** Given exercise **
Scan the lines below; pull out those with "bonus".

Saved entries
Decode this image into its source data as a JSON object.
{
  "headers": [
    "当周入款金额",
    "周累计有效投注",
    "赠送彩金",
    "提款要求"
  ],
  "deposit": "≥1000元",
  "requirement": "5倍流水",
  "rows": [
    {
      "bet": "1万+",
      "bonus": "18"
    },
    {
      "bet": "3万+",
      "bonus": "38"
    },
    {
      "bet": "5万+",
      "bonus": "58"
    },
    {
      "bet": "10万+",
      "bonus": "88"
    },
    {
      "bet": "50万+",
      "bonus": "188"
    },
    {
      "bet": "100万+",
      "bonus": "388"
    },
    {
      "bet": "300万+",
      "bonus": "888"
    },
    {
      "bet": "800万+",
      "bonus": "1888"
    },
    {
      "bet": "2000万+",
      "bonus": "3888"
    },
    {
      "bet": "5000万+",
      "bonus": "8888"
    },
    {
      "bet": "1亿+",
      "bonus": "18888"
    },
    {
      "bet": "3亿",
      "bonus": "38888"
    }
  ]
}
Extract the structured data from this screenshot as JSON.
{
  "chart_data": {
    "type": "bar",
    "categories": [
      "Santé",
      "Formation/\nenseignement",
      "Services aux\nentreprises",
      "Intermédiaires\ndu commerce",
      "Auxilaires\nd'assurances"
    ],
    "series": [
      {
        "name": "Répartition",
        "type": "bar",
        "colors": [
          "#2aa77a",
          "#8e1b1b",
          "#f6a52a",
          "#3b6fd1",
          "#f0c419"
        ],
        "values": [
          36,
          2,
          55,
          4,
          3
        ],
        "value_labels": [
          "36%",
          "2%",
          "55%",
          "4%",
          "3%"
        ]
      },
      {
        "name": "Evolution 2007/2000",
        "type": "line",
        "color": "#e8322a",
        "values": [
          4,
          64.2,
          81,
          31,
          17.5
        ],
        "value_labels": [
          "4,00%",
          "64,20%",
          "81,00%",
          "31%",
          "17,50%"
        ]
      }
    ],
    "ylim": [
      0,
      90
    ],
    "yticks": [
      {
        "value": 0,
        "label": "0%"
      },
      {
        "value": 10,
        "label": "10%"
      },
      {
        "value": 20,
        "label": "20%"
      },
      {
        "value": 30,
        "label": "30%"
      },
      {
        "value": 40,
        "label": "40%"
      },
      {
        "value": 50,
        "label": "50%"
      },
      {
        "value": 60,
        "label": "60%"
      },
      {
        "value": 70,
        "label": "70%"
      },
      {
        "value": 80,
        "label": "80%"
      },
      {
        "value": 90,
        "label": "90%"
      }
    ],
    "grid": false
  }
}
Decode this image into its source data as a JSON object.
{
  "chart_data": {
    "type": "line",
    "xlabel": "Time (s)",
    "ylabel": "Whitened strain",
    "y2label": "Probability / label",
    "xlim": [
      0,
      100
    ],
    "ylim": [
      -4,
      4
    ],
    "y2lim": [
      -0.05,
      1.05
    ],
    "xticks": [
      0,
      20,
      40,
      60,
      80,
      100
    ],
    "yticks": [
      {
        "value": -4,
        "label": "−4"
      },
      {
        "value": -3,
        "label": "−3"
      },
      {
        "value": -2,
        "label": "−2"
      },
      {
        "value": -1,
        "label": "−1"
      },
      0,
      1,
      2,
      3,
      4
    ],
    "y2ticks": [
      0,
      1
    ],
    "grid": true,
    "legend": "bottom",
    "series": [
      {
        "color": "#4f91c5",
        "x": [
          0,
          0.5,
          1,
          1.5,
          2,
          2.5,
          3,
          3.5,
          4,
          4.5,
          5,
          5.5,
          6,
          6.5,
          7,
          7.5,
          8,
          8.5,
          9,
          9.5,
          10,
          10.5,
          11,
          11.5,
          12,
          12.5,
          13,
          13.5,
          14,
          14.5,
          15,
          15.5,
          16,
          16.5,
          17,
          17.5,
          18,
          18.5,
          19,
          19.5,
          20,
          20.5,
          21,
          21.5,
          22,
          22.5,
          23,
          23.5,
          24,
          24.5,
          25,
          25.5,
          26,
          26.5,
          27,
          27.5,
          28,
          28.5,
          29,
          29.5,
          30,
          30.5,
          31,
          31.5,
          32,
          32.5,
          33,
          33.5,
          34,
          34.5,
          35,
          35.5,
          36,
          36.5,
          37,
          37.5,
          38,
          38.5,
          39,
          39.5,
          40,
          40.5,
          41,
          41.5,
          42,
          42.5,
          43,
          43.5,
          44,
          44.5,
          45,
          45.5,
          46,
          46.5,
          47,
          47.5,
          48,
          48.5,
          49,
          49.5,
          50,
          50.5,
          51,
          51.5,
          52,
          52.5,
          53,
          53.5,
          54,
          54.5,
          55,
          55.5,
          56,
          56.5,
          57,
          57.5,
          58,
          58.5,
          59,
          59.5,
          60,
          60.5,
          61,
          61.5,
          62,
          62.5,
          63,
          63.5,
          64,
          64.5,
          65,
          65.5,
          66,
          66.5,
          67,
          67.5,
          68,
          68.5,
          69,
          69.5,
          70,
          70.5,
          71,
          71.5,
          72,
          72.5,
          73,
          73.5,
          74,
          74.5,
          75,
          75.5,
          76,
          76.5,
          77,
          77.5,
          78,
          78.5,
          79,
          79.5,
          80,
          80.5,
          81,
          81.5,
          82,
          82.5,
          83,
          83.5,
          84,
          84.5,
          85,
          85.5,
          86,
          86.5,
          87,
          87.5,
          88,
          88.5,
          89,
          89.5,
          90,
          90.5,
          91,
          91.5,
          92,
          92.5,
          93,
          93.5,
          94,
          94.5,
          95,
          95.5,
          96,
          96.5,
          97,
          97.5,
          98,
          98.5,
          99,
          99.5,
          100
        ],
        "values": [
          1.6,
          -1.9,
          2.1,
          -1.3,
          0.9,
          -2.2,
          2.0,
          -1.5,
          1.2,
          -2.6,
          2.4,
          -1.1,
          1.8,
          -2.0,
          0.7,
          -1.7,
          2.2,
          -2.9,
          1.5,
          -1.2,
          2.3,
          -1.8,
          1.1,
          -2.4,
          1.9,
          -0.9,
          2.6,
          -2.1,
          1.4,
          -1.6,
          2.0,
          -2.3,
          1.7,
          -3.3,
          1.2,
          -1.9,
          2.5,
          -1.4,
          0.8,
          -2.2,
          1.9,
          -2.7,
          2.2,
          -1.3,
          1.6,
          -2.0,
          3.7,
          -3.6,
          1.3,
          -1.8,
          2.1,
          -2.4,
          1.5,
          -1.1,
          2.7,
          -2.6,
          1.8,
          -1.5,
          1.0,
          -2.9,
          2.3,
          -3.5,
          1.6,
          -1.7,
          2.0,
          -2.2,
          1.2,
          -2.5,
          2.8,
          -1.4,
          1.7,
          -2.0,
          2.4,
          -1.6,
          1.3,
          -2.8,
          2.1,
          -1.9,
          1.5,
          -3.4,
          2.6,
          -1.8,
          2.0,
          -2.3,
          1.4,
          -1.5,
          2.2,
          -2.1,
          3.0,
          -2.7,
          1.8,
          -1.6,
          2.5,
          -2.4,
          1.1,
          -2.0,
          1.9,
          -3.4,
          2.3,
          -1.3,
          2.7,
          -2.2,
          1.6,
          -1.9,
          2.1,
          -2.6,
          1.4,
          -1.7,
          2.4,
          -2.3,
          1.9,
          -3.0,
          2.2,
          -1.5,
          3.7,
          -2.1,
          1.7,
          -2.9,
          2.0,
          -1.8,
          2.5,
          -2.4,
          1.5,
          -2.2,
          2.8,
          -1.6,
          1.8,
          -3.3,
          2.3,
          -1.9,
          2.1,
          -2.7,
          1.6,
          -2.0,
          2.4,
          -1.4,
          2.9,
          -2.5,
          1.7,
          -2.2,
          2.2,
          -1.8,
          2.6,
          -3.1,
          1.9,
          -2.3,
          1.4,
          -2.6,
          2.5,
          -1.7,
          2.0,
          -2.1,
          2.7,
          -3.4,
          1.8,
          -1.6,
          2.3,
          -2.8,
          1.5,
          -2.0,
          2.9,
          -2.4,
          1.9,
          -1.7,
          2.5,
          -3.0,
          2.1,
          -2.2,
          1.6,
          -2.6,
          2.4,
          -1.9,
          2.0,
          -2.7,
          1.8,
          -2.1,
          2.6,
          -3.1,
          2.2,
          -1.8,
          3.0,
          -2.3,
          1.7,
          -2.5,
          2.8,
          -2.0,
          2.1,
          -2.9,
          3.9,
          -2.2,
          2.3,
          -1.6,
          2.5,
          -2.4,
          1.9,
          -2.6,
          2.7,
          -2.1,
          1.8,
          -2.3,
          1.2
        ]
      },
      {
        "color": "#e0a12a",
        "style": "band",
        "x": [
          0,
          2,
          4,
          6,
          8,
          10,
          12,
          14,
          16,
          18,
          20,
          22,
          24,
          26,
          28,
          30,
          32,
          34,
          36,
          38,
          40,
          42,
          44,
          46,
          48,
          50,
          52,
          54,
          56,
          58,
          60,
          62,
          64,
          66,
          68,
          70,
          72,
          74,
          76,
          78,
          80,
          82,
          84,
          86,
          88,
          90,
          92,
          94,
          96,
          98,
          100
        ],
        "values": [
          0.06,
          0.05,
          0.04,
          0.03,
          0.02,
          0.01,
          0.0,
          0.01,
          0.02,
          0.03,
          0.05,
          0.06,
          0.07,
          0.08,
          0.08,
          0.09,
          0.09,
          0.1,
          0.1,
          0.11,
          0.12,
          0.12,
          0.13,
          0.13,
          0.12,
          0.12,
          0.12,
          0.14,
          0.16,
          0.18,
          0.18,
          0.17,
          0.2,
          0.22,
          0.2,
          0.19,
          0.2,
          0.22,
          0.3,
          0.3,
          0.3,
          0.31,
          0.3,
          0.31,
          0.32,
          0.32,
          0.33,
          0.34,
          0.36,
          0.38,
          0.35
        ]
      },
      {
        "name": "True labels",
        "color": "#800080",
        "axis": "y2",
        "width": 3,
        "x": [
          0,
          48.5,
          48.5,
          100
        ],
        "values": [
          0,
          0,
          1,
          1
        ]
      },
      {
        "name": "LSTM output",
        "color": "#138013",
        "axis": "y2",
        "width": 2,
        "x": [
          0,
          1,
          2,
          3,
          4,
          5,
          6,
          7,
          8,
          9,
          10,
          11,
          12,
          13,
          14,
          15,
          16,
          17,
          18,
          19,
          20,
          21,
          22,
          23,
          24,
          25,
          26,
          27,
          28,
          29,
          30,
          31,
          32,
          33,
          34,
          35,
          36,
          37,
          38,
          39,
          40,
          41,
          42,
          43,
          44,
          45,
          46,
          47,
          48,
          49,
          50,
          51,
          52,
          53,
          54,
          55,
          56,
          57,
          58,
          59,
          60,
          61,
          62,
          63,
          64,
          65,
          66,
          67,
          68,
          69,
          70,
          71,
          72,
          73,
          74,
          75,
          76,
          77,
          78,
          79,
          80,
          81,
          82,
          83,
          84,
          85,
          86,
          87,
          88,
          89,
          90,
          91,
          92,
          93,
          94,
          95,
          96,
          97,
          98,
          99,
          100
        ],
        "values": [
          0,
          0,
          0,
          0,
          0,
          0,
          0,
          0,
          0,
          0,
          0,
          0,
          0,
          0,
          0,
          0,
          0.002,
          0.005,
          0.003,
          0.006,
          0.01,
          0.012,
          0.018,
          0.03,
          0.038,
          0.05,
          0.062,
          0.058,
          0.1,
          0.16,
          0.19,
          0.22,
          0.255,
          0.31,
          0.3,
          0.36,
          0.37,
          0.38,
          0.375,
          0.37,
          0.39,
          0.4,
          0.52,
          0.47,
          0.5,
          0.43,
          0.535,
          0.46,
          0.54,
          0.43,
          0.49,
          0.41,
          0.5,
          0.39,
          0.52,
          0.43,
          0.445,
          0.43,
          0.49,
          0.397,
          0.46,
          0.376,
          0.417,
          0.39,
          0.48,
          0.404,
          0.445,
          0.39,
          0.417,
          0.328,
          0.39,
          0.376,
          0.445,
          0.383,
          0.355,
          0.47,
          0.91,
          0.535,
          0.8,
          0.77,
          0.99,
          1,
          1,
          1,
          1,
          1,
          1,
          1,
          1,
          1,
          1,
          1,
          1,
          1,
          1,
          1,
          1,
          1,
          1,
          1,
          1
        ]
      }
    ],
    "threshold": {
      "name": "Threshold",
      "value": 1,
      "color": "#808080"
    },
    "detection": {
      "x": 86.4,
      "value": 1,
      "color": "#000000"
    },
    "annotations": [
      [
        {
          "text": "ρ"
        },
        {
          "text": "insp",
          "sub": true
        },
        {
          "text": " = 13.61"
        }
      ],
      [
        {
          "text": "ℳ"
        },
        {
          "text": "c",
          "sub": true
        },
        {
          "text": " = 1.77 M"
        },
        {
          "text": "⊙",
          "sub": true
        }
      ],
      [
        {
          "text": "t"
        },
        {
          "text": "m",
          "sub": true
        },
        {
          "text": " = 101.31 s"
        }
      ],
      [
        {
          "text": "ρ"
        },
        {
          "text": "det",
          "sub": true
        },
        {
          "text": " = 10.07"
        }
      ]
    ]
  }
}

** Complete answer **
      "bonus": "18"
      "bonus": "38"
      "bonus": "58"
      "bonus": "88"
      "bonus": "188"
      "bonus": "388"
      "bonus": "888"
      "bonus": "1888"
      "bonus": "3888"
      "bonus": "8888"
      "bonus": "18888"
      "bonus": "38888"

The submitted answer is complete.